§ Direction
Repeat the listing in full, exactly as it stands.

§ Information shown

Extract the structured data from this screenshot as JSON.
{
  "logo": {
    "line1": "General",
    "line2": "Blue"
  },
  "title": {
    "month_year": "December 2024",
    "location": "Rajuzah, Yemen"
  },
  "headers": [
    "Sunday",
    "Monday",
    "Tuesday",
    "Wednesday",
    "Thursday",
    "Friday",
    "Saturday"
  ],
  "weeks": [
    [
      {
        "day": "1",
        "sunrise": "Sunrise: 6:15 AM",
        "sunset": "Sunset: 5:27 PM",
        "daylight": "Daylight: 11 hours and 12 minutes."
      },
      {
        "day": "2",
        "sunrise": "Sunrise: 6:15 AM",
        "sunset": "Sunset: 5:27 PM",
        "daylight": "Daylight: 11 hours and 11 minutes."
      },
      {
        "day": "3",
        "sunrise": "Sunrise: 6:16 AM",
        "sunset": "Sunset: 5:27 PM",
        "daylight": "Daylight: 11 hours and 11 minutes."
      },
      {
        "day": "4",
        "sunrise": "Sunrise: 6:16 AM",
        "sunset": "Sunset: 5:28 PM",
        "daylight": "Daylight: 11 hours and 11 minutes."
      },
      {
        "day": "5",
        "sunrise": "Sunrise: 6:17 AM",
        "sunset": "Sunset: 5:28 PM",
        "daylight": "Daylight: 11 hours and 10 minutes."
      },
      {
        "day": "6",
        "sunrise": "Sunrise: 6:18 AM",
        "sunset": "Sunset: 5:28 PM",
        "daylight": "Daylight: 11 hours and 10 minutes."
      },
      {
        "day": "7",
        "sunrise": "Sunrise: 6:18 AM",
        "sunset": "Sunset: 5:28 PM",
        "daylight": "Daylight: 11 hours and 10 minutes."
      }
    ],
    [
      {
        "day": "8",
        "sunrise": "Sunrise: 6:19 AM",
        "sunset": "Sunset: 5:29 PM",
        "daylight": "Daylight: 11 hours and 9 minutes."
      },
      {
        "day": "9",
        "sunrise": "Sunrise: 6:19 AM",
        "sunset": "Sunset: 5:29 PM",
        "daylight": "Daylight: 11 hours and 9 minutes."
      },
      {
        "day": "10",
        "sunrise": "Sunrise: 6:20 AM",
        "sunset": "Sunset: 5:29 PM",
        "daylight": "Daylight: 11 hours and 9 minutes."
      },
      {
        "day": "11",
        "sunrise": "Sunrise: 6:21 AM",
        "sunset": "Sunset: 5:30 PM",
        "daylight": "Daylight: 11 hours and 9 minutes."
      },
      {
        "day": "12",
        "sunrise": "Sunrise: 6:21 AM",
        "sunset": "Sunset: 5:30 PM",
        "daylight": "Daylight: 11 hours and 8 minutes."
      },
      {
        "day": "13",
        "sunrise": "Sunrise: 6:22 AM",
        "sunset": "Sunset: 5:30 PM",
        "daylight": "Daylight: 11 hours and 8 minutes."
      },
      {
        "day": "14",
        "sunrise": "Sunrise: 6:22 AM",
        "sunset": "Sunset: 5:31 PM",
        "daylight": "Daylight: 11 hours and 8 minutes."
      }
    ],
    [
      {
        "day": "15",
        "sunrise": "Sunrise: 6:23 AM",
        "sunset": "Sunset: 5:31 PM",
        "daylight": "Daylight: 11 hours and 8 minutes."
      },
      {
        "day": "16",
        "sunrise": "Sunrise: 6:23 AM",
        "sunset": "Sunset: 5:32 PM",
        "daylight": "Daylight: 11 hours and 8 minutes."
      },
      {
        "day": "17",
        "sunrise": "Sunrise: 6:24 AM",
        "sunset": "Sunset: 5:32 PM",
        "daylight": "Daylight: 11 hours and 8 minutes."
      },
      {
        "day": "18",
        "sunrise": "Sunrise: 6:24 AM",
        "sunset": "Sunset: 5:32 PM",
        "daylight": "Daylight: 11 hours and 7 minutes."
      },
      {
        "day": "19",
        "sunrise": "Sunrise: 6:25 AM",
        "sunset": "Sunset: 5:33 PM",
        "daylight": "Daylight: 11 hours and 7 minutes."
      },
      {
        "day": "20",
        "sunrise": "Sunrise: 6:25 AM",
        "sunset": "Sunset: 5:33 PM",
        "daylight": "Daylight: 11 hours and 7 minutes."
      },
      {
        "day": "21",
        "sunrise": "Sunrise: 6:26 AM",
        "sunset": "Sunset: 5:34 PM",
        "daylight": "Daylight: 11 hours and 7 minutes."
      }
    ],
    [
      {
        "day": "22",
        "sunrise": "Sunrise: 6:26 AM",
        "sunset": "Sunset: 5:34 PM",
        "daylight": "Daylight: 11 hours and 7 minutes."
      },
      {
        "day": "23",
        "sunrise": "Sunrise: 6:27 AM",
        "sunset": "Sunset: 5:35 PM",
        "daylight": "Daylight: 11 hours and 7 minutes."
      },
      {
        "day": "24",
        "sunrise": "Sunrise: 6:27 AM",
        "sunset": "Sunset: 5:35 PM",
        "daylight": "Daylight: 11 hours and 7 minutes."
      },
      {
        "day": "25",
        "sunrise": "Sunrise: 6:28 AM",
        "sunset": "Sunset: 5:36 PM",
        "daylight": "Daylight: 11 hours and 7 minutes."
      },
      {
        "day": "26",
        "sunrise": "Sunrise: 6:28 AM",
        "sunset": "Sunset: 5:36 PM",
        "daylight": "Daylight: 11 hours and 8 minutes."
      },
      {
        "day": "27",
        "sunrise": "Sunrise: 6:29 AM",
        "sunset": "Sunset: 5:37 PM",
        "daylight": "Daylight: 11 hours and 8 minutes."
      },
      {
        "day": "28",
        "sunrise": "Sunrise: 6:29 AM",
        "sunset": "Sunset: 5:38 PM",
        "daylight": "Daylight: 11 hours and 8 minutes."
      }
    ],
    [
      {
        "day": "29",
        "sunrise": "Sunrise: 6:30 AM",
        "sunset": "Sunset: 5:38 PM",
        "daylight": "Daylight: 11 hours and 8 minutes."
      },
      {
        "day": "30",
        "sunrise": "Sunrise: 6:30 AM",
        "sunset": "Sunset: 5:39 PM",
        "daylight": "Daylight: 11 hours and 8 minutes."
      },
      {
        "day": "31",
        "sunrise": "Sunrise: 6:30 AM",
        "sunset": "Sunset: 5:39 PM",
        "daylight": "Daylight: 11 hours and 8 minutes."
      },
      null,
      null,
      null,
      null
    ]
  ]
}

§ Task result
Extract the structured data from this screenshot as JSON.
{
  "logo": {
    "line1": "General",
    "line2": "Blue"
  },
  "title": {
    "month_year": "December 2024",
    "location": "Rajuzah, Yemen"
  },
  "headers": [
    "Sunday",
    "Monday",
    "Tuesday",
    "Wednesday",
    "Thursday",
    "Friday",
    "Saturday"
  ],
  "weeks": [
    [
      {
        "day": "1",
        "sunrise": "Sunrise: 6:15 AM",
        "sunset": "Sunset: 5:27 PM",
        "daylight": "Daylight: 11 hours and 12 minutes."
      },
      {
        "day": "2",
        "sunrise": "Sunrise: 6:15 AM",
        "sunset": "Sunset: 5:27 PM",
        "daylight": "Daylight: 11 hours and 11 minutes."
      },
      {
        "day": "3",
        "sunrise": "Sunrise: 6:16 AM",
        "sunset": "Sunset: 5:27 PM",
        "daylight": "Daylight: 11 hours and 11 minutes."
      },
      {
        "day": "4",
        "sunrise": "Sunrise: 6:16 AM",
        "sunset": "Sunset: 5:28 PM",
        "daylight": "Daylight: 11 hours and 11 minutes."
      },
      {
        "day": "5",
        "sunrise": "Sunrise: 6:17 AM",
        "sunset": "Sunset: 5:28 PM",
        "daylight": "Daylight: 11 hours and 10 minutes."
      },
      {
        "day": "6",
        "sunrise": "Sunrise: 6:18 AM",
        "sunset": "Sunset: 5:28 PM",
        "daylight": "Daylight: 11 hours and 10 minutes."
      },
      {
        "day": "7",
        "sunrise": "Sunrise: 6:18 AM",
        "sunset": "Sunset: 5:28 PM",
        "daylight": "Daylight: 11 hours and 10 minutes."
      }
    ],
    [
      {
        "day": "8",
        "sunrise": "Sunrise: 6:19 AM",
        "sunset": "Sunset: 5:29 PM",
        "daylight": "Daylight: 11 hours and 9 minutes."
      },
      {
        "day": "9",
        "sunrise": "Sunrise: 6:19 AM",
        "sunset": "Sunset: 5:29 PM",
        "daylight": "Daylight: 11 hours and 9 minutes."
      },
      {
        "day": "10",
        "sunrise": "Sunrise: 6:20 AM",
        "sunset": "Sunset: 5:29 PM",
        "daylight": "Daylight: 11 hours and 9 minutes."
      },
      {
        "day": "11",
        "sunrise": "Sunrise: 6:21 AM",
        "sunset": "Sunset: 5:30 PM",
        "daylight": "Daylight: 11 hours and 9 minutes."
      },
      {
        "day": "12",
        "sunrise": "Sunrise: 6:21 AM",
        "sunset": "Sunset: 5:30 PM",
        "daylight": "Daylight: 11 hours and 8 minutes."
      },
      {
        "day": "13",
        "sunrise": "Sunrise: 6:22 AM",
        "sunset": "Sunset: 5:30 PM",
        "daylight": "Daylight: 11 hours and 8 minutes."
      },
      {
        "day": "14",
        "sunrise": "Sunrise: 6:22 AM",
        "sunset": "Sunset: 5:31 PM",
        "daylight": "Daylight: 11 hours and 8 minutes."
      }
    ],
    [
      {
        "day": "15",
        "sunrise": "Sunrise: 6:23 AM",
        "sunset": "Sunset: 5:31 PM",
        "daylight": "Daylight: 11 hours and 8 minutes."
      },
      {
        "day": "16",
        "sunrise": "Sunrise: 6:23 AM",
        "sunset": "Sunset: 5:32 PM",
        "daylight": "Daylight: 11 hours and 8 minutes."
      },
      {
        "day": "17",
        "sunrise": "Sunrise: 6:24 AM",
        "sunset": "Sunset: 5:32 PM",
        "daylight": "Daylight: 11 hours and 8 minutes."
      },
      {
        "day": "18",
        "sunrise": "Sunrise: 6:24 AM",
        "sunset": "Sunset: 5:32 PM",
        "daylight": "Daylight: 11 hours and 7 minutes."
      },
      {
        "day": "19",
        "sunrise": "Sunrise: 6:25 AM",
        "sunset": "Sunset: 5:33 PM",
        "daylight": "Daylight: 11 hours and 7 minutes."
      },
      {
        "day": "20",
        "sunrise": "Sunrise: 6:25 AM",
        "sunset": "Sunset: 5:33 PM",
        "daylight": "Daylight: 11 hours and 7 minutes."
      },
      {
        "day": "21",
        "sunrise": "Sunrise: 6:26 AM",
        "sunset": "Sunset: 5:34 PM",
        "daylight": "Daylight: 11 hours and 7 minutes."
      }
    ],
    [
      {
        "day": "22",
        "sunrise": "Sunrise: 6:26 AM",
        "sunset": "Sunset: 5:34 PM",
        "daylight": "Daylight: 11 hours and 7 minutes."
      },
      {
        "day": "23",
        "sunrise": "Sunrise: 6:27 AM",
        "sunset": "Sunset: 5:35 PM",
        "daylight": "Daylight: 11 hours and 7 minutes."
      },
      {
        "day": "24",
        "sunrise": "Sunrise: 6:27 AM",
        "sunset": "Sunset: 5:35 PM",
        "daylight": "Daylight: 11 hours and 7 minutes."
      },
      {
        "day": "25",
        "sunrise": "Sunrise: 6:28 AM",
        "sunset": "Sunset: 5:36 PM",
        "daylight": "Daylight: 11 hours and 7 minutes."
      },
      {
        "day": "26",
        "sunrise": "Sunrise: 6:28 AM",
        "sunset": "Sunset: 5:36 PM",
        "daylight": "Daylight: 11 hours and 8 minutes."
      },
      {
        "day": "27",
        "sunrise": "Sunrise: 6:29 AM",
        "sunset": "Sunset: 5:37 PM",
        "daylight": "Daylight: 11 hours and 8 minutes."
      },
      {
        "day": "28",
        "sunrise": "Sunrise: 6:29 AM",
        "sunset": "Sunset: 5:38 PM",
        "daylight": "Daylight: 11 hours and 8 minutes."
      }
    ],
    [
      {
        "day": "29",
        "sunrise": "Sunrise: 6:30 AM",
        "sunset": "Sunset: 5:38 PM",
        "daylight": "Daylight: 11 hours and 8 minutes."
      },
      {
        "day": "30",
        "sunrise": "Sunrise: 6:30 AM",
        "sunset": "Sunset: 5:39 PM",
        "daylight": "Daylight: 11 hours and 8 minutes."
      },
      {
        "day": "31",
        "sunrise": "Sunrise: 6:30 AM",
        "sunset": "Sunset: 5:39 PM",
        "daylight": "Daylight: 11 hours and 8 minutes."
      },
      null,
      null,
      null,
      null
    ]
  ]
}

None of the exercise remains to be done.